WORK TO DO: Identify the lines holding "points" and copy them.

SOURCE RECORDS:
• • •
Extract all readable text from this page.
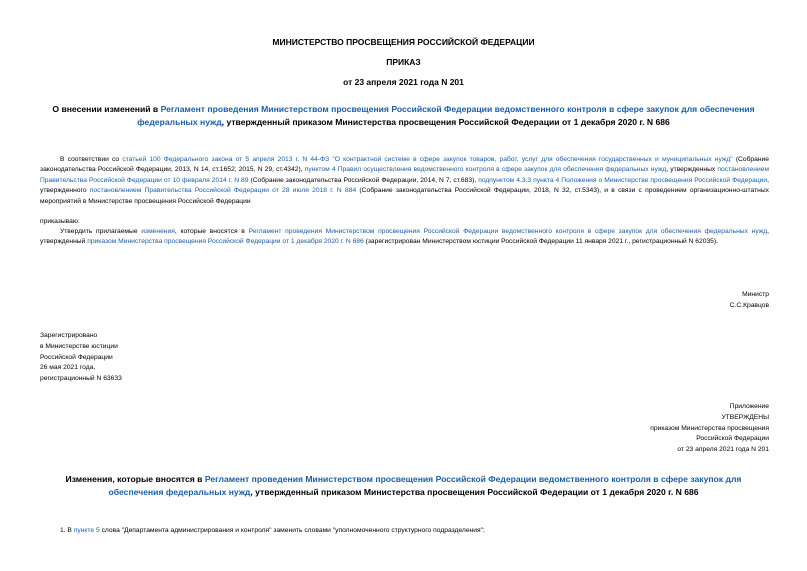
МИНИСТЕРСТВО ПРОСВЕЩЕНИЯ РОССИЙСКОЙ ФЕДЕРАЦИИ
ПРИКАЗ
от 23 апреля 2021 года N 201
О внесении изменений в Регламент проведения Министерством просвещения Российской Федерации ведомственного контроля в сфере закупок для обеспечения федеральных нужд, утвержденный приказом Министерства просвещения Российской Федерации от 1 декабря 2020 г. N 686
В соответствии со статьей 100 Федерального закона от 5 апреля 2013 г. N 44-ФЗ "О контрактной системе в сфере закупок товаров, работ, услуг для обеспечения государственных и муниципальных нужд" (Собрание законодательства Российской Федерации, 2013, N 14, ст.1652; 2015, N 29, ст.4342), пунктом 4 Правил осуществления ведомственного контроля в сфере закупок для обеспечения федеральных нужд, утвержденных постановлением Правительства Российской Федерации от 10 февраля 2014 г. N 89 (Собрание законодательства Российской Федерации, 2014, N 7, ст.683), подпунктом 4.3.3 пункта 4 Положения о Министерстве просвещения Российской Федерации, утвержденного постановлением Правительства Российской Федерации от 28 июля 2018 г. N 884 (Собрание законодательства Российской Федерации, 2018, N 32, ст.5343), и в связи с проведением организационно-штатных мероприятий в Министерстве просвещения Российской Федерации
приказываю:
Утвердить прилагаемые изменения, которые вносятся в Регламент проведения Министерством просвещения Российской Федерации ведомственного контроля в сфере закупок для обеспечения федеральных нужд, утвержденный приказом Министерства просвещения Российской Федерации от 1 декабря 2020 г. N 686 (зарегистрирован Министерством юстиции Российской Федерации 11 января 2021 г., регистрационный N 62035).
Министр
С.С.Кравцов
Зарегистрировано
в Министерстве юстиции
Российской Федерации
26 мая 2021 года,
регистрационный N 63633
Приложение
УТВЕРЖДЕНЫ
приказом Министерства просвещения
Российской Федерации
от 23 апреля 2021 года N 201
Изменения, которые вносятся в Регламент проведения Министерством просвещения Российской Федерации ведомственного контроля в сфере закупок для обеспечения федеральных нужд, утвержденный приказом Министерства просвещения Российской Федерации от 1 декабря 2020 г. N 686
1. В пункте 5 слова "Департамента администрирования и контроля" заменить словами "уполномоченного структурного подразделения";
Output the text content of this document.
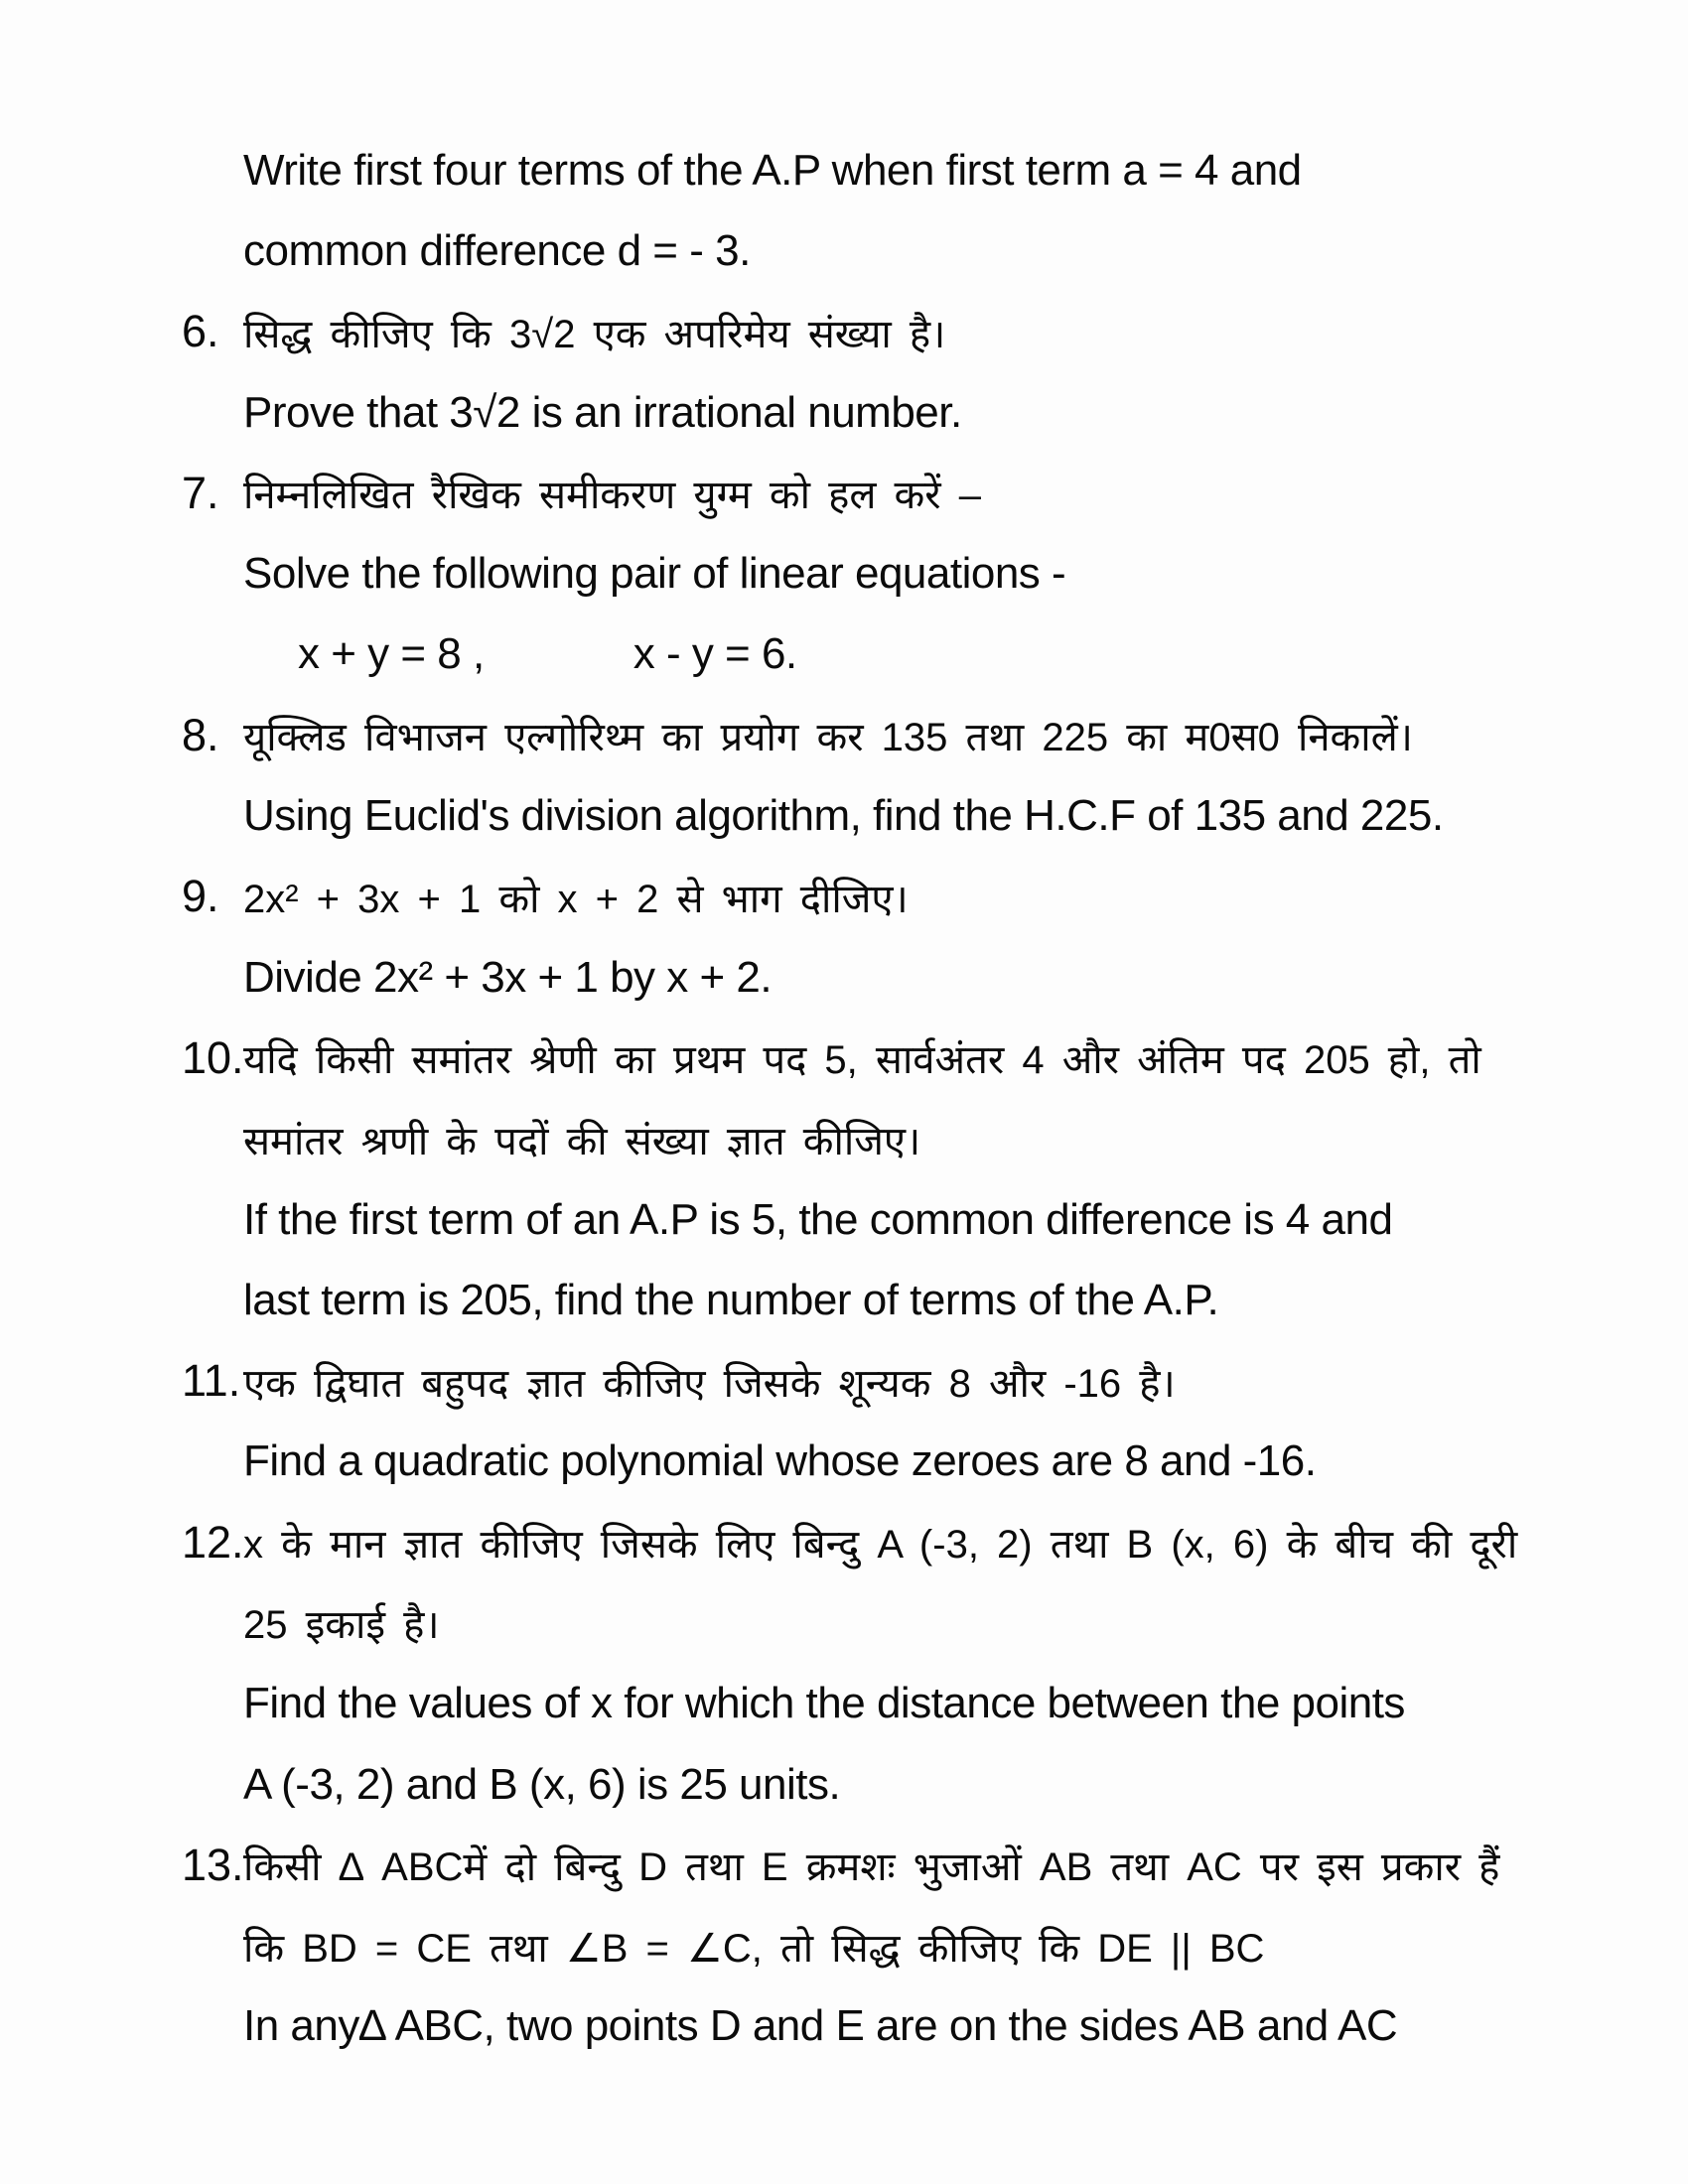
Write first four terms of the A.P when first term a = 4 and
common difference d = - 3.
6. सिद्ध कीजिए कि 3√2 एक अपरिमेय संख्या है।
Prove that 3√2 is an irrational number.
7. निम्नलिखित रैखिक समीकरण युग्म को हल करें –
Solve the following pair of linear equations -
x + y = 8 ,	x - y = 6.
8. यूक्लिड विभाजन एल्गोरिथ्म का प्रयोग कर 135 तथा 225 का म0स0 निकालें।
Using Euclid's division algorithm, find the H.C.F of 135 and 225.
9. 2x² + 3x + 1 को x + 2 से भाग दीजिए।
Divide 2x² + 3x + 1 by x + 2.
10. यदि किसी समांतर श्रेणी का प्रथम पद 5, सार्वअंतर 4 और अंतिम पद 205 हो, तो
समांतर श्रणी के पदों की संख्या ज्ञात कीजिए।
If the first term of an A.P is 5, the common difference is 4 and
last term is 205, find the number of terms of the A.P.
11. एक द्विघात बहुपद ज्ञात कीजिए जिसके शून्यक 8 और -16 है।
Find a quadratic polynomial whose zeroes are 8 and -16.
12. x के मान ज्ञात कीजिए जिसके लिए बिन्दु A (-3, 2) तथा B (x, 6) के बीच की दूरी
25 इकाई है।
Find the values of x for which the distance between the points
A (-3, 2) and B (x, 6) is 25 units.
13. किसी ∆ ABCमें दो बिन्दु D तथा E क्रमशः भुजाओं AB तथा AC पर इस प्रकार हैं
कि BD = CE तथा ∠B = ∠C, तो सिद्ध कीजिए कि DE || BC
In any∆ ABC, two points D and E are on the sides AB and AC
• • •
SOLVED EXERCISE:
Find the values of x for which the distance between the points
In any∆ ABC, two points D and E are on the sides AB and AC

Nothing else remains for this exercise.